Look through the data below and return each line where "blades" appears.

** BEGIN Input rows **

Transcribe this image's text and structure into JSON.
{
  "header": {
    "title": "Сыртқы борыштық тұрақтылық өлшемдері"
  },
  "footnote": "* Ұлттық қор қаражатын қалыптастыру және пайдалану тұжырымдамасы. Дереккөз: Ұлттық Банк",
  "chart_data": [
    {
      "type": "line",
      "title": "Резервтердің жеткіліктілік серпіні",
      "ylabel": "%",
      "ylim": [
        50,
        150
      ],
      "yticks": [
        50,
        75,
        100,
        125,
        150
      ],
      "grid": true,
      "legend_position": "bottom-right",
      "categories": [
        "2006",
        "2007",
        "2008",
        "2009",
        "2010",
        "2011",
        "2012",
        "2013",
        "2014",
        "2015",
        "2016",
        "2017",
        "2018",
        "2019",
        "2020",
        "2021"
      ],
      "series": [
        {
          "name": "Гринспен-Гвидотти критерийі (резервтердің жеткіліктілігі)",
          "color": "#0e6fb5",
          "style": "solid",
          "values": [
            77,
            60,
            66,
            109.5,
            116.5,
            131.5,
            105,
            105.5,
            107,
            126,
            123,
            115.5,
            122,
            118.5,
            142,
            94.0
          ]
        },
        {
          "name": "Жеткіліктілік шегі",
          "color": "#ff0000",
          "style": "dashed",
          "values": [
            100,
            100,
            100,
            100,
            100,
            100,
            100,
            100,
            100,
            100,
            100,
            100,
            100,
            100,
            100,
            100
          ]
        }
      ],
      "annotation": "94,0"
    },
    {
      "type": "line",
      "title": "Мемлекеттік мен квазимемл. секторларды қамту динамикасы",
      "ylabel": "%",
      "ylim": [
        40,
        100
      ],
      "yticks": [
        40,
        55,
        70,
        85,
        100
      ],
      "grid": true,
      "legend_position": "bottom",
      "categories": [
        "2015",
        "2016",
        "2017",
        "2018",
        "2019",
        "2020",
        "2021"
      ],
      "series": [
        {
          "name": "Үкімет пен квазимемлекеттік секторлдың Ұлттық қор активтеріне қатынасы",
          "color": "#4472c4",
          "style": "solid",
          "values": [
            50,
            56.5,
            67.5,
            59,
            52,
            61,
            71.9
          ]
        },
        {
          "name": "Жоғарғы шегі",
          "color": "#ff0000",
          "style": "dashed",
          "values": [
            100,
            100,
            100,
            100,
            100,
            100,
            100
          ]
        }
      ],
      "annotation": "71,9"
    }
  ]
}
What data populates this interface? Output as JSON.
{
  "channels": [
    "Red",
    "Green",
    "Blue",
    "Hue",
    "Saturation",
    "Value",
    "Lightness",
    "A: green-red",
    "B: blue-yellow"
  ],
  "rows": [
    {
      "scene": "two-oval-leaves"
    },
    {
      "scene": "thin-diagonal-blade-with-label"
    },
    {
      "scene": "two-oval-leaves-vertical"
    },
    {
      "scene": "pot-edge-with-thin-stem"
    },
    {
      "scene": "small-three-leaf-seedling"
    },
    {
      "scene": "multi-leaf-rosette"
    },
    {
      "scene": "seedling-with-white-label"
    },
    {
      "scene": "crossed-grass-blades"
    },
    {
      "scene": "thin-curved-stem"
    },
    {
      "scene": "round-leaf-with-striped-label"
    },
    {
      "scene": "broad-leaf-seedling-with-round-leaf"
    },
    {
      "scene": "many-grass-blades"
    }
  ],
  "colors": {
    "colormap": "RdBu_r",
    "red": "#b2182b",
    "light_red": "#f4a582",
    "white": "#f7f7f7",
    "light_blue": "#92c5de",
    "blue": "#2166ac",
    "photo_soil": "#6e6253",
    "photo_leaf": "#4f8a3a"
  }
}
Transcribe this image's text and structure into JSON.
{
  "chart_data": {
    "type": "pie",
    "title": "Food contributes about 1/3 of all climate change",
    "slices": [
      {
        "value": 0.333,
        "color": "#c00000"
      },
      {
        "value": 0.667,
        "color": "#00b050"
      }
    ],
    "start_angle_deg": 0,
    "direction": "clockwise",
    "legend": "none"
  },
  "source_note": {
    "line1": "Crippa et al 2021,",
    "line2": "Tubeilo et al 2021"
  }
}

** END Input rows **

Solved problem
      "scene": "crossed-grass-blades"
      "scene": "many-grass-blades"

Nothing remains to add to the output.